## EXERCISE INPUT
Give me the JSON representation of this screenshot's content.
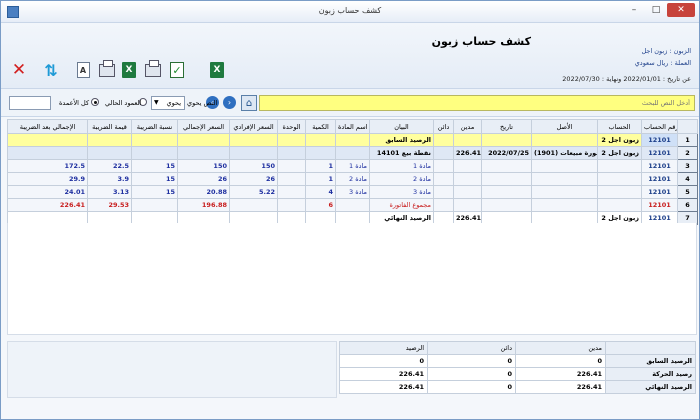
{
  "window": {
    "title": "كشف حساب زبون",
    "controls": {
      "minimize": "–",
      "maximize": "□",
      "close": "✕"
    }
  },
  "header": {
    "report_title": "كشف حساب زبون",
    "customer_line": "الزبون : زبون اجل",
    "currency_line": "العملة : ريال سعودي",
    "date_range": "عن تاريخ : 2022/01/01 ونهاية : 2022/07/30"
  },
  "toolbar": {
    "icons": [
      "close-icon",
      "refresh-icon",
      "font-icon",
      "print-icon",
      "excel-icon",
      "print-preview-icon",
      "check-icon",
      "excel-export-icon"
    ],
    "font_glyph": "A",
    "excel_glyph": "X",
    "check_glyph": "✓"
  },
  "search": {
    "placeholder": "أدخل النص للبحث",
    "text_type_label": "النص يحوي",
    "select_value": "يحوي",
    "radio_current_column": "العمود الحالي",
    "radio_all_columns": "كل الأعمدة",
    "selected_radio": "all_columns"
  },
  "grid": {
    "columns": [
      "رقم الحساب",
      "الحساب",
      "الأصل",
      "تاريخ",
      "مدين",
      "دائن",
      "البيان",
      "اسم المادة",
      "الكمية",
      "الوحدة",
      "السعر الإفرادي",
      "السعر الإجمالي",
      "نسبة الضريبة",
      "قيمة الضريبة",
      "الإجمالي بعد الضريبة"
    ],
    "rows": [
      {
        "n": "1",
        "acct": "12101",
        "account": "زبون اجل 2",
        "origin": "",
        "date": "",
        "debit": "",
        "credit": "",
        "statement": "الرصيد السابق",
        "item": "",
        "qty": "",
        "unit": "",
        "unit_price": "",
        "total_price": "",
        "tax_pct": "",
        "tax_val": "",
        "total_after_tax": "",
        "style": "yellow"
      },
      {
        "n": "2",
        "acct": "12101",
        "account": "زبون اجل 2",
        "origin": "فاتورة مبيعات (1901)",
        "date": "2022/07/25",
        "debit": "226.41",
        "credit": "",
        "statement": "نقطة بيع 14101",
        "item": "",
        "qty": "",
        "unit": "",
        "unit_price": "",
        "total_price": "",
        "tax_pct": "",
        "tax_val": "",
        "total_after_tax": "",
        "style": "blue"
      },
      {
        "n": "3",
        "acct": "12101",
        "account": "",
        "origin": "",
        "date": "",
        "debit": "",
        "credit": "",
        "statement": "مادة 1",
        "item": "مادة 1",
        "qty": "1",
        "unit": "",
        "unit_price": "150",
        "total_price": "150",
        "tax_pct": "15",
        "tax_val": "22.5",
        "total_after_tax": "172.5",
        "style": "light"
      },
      {
        "n": "4",
        "acct": "12101",
        "account": "",
        "origin": "",
        "date": "",
        "debit": "",
        "credit": "",
        "statement": "مادة 2",
        "item": "مادة 2",
        "qty": "1",
        "unit": "",
        "unit_price": "26",
        "total_price": "26",
        "tax_pct": "15",
        "tax_val": "3.9",
        "total_after_tax": "29.9",
        "style": "light"
      },
      {
        "n": "5",
        "acct": "12101",
        "account": "",
        "origin": "",
        "date": "",
        "debit": "",
        "credit": "",
        "statement": "مادة 3",
        "item": "مادة 3",
        "qty": "4",
        "unit": "",
        "unit_price": "5.22",
        "total_price": "20.88",
        "tax_pct": "15",
        "tax_val": "3.13",
        "total_after_tax": "24.01",
        "style": "light"
      },
      {
        "n": "6",
        "acct": "12101",
        "account": "",
        "origin": "",
        "date": "",
        "debit": "",
        "credit": "",
        "statement": "مجموع الفاتورة",
        "item": "",
        "qty": "6",
        "unit": "",
        "unit_price": "",
        "total_price": "196.88",
        "tax_pct": "",
        "tax_val": "29.53",
        "total_after_tax": "226.41",
        "style": "light-total"
      },
      {
        "n": "7",
        "acct": "12101",
        "account": "زبون اجل 2",
        "origin": "",
        "date": "",
        "debit": "226.41",
        "credit": "",
        "statement": "الرصيد النهائي",
        "item": "",
        "qty": "",
        "unit": "",
        "unit_price": "",
        "total_price": "",
        "tax_pct": "",
        "tax_val": "",
        "total_after_tax": "",
        "style": "white"
      }
    ]
  },
  "summary": {
    "headers": [
      "مدين",
      "دائن",
      "الرصيد"
    ],
    "rows": [
      {
        "label": "الرصيد السابق",
        "debit": "0",
        "credit": "0",
        "balance": "0"
      },
      {
        "label": "رصيد الحركة",
        "debit": "226.41",
        "credit": "0",
        "balance": "226.41"
      },
      {
        "label": "الرصيد النهائي",
        "debit": "226.41",
        "credit": "0",
        "balance": "226.41"
      }
    ]
  }
}
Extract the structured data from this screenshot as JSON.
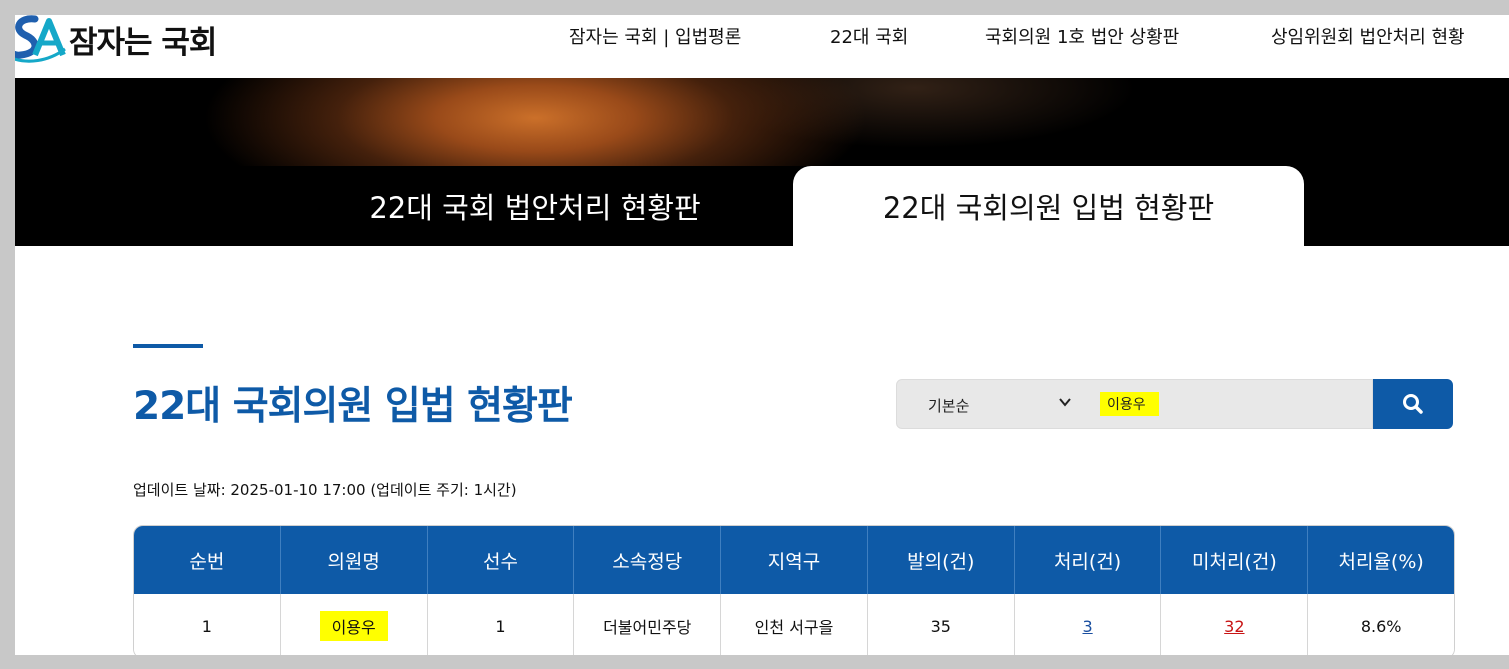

## PROBLEM REQUIREMENTS
Copy every line of the records above that contains "النهائي".

## WRITTEN RESPONSE
        "statement": "الرصيد النهائي",
        "label": "الرصيد النهائي",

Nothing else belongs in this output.